— START OF TASK MATERIAL —

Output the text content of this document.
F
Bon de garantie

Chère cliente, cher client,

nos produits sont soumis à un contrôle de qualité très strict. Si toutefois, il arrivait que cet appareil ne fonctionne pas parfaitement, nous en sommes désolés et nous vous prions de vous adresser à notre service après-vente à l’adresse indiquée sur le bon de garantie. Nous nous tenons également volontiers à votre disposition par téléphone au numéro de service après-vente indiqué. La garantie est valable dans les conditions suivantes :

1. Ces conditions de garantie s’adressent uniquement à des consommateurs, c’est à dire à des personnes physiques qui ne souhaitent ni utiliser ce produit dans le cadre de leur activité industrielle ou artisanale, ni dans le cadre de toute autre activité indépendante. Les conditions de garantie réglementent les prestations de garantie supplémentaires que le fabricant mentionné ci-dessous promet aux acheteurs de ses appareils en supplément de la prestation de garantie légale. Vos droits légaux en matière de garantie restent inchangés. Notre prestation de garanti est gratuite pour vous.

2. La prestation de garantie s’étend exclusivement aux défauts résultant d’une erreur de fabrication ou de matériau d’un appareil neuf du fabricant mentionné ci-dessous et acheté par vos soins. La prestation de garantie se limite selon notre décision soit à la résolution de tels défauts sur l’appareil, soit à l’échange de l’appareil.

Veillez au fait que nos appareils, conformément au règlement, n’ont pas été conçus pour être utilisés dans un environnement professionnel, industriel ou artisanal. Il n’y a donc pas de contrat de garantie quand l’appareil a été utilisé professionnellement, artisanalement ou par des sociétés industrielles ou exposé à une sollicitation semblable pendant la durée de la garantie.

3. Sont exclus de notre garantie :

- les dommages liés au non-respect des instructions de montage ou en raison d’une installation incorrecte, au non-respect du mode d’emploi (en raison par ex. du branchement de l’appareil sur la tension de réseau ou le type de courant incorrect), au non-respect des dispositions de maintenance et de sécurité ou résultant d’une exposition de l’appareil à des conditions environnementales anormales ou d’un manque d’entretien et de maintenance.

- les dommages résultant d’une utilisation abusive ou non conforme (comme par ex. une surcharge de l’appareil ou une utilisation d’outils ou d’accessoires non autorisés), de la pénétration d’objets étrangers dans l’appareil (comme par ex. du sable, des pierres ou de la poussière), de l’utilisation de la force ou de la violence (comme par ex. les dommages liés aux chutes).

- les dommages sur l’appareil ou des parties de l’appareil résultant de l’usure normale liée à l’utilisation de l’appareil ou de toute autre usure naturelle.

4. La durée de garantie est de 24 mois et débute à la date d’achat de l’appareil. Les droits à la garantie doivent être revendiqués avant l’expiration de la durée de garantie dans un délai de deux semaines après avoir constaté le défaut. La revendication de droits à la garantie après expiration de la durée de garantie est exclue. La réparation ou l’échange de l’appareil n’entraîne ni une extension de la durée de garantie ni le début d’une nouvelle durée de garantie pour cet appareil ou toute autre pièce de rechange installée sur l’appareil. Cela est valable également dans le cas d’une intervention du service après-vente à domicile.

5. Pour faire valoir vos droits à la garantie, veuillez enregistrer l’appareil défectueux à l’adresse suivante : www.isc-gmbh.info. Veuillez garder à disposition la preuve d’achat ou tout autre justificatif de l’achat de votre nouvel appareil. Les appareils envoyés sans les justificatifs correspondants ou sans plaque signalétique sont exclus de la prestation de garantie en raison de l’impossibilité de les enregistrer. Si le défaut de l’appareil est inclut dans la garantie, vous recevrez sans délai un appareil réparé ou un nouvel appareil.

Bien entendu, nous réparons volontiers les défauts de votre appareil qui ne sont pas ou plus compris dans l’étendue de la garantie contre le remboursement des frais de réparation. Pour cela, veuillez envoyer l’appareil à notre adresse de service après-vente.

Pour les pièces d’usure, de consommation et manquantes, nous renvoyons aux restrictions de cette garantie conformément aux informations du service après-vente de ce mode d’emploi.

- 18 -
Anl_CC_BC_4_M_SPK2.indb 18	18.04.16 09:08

— END OF TASK MATERIAL —

WHAT TO WORK ON: Print back all the lines verbatim.

REPLY TO THE TASK:
Output the text content of this document.
F
Bon de garantie

Chère cliente, cher client,

nos produits sont soumis à un contrôle de qualité très strict. Si toutefois, il arrivait que cet appareil ne fonctionne pas parfaitement, nous en sommes désolés et nous vous prions de vous adresser à notre service après-vente à l’adresse indiquée sur le bon de garantie. Nous nous tenons également volontiers à votre disposition par téléphone au numéro de service après-vente indiqué. La garantie est valable dans les conditions suivantes :

1. Ces conditions de garantie s’adressent uniquement à des consommateurs, c’est à dire à des personnes physiques qui ne souhaitent ni utiliser ce produit dans le cadre de leur activité industrielle ou artisanale, ni dans le cadre de toute autre activité indépendante. Les conditions de garantie réglementent les prestations de garantie supplémentaires que le fabricant mentionné ci-dessous promet aux acheteurs de ses appareils en supplément de la prestation de garantie légale. Vos droits légaux en matière de garantie restent inchangés. Notre prestation de garanti est gratuite pour vous.

2. La prestation de garantie s’étend exclusivement aux défauts résultant d’une erreur de fabrication ou de matériau d’un appareil neuf du fabricant mentionné ci-dessous et acheté par vos soins. La prestation de garantie se limite selon notre décision soit à la résolution de tels défauts sur l’appareil, soit à l’échange de l’appareil.

Veillez au fait que nos appareils, conformément au règlement, n’ont pas été conçus pour être utilisés dans un environnement professionnel, industriel ou artisanal. Il n’y a donc pas de contrat de garantie quand l’appareil a été utilisé professionnellement, artisanalement ou par des sociétés industrielles ou exposé à une sollicitation semblable pendant la durée de la garantie.

3. Sont exclus de notre garantie :

- les dommages liés au non-respect des instructions de montage ou en raison d’une installation incorrecte, au non-respect du mode d’emploi (en raison par ex. du branchement de l’appareil sur la tension de réseau ou le type de courant incorrect), au non-respect des dispositions de maintenance et de sécurité ou résultant d’une exposition de l’appareil à des conditions environnementales anormales ou d’un manque d’entretien et de maintenance.

- les dommages résultant d’une utilisation abusive ou non conforme (comme par ex. une surcharge de l’appareil ou une utilisation d’outils ou d’accessoires non autorisés), de la pénétration d’objets étrangers dans l’appareil (comme par ex. du sable, des pierres ou de la poussière), de l’utilisation de la force ou de la violence (comme par ex. les dommages liés aux chutes).

- les dommages sur l’appareil ou des parties de l’appareil résultant de l’usure normale liée à l’utilisation de l’appareil ou de toute autre usure naturelle.

4. La durée de garantie est de 24 mois et débute à la date d’achat de l’appareil. Les droits à la garantie doivent être revendiqués avant l’expiration de la durée de garantie dans un délai de deux semaines après avoir constaté le défaut. La revendication de droits à la garantie après expiration de la durée de garantie est exclue. La réparation ou l’échange de l’appareil n’entraîne ni une extension de la durée de garantie ni le début d’une nouvelle durée de garantie pour cet appareil ou toute autre pièce de rechange installée sur l’appareil. Cela est valable également dans le cas d’une intervention du service après-vente à domicile.

5. Pour faire valoir vos droits à la garantie, veuillez enregistrer l’appareil défectueux à l’adresse suivante : www.isc-gmbh.info. Veuillez garder à disposition la preuve d’achat ou tout autre justificatif de l’achat de votre nouvel appareil. Les appareils envoyés sans les justificatifs correspondants ou sans plaque signalétique sont exclus de la prestation de garantie en raison de l’impossibilité de les enregistrer. Si le défaut de l’appareil est inclut dans la garantie, vous recevrez sans délai un appareil réparé ou un nouvel appareil.

Bien entendu, nous réparons volontiers les défauts de votre appareil qui ne sont pas ou plus compris dans l’étendue de la garantie contre le remboursement des frais de réparation. Pour cela, veuillez envoyer l’appareil à notre adresse de service après-vente.

Pour les pièces d’usure, de consommation et manquantes, nous renvoyons aux restrictions de cette garantie conformément aux informations du service après-vente de ce mode d’emploi.

- 18 -
Anl_CC_BC_4_M_SPK2.indb 18	18.04.16 09:08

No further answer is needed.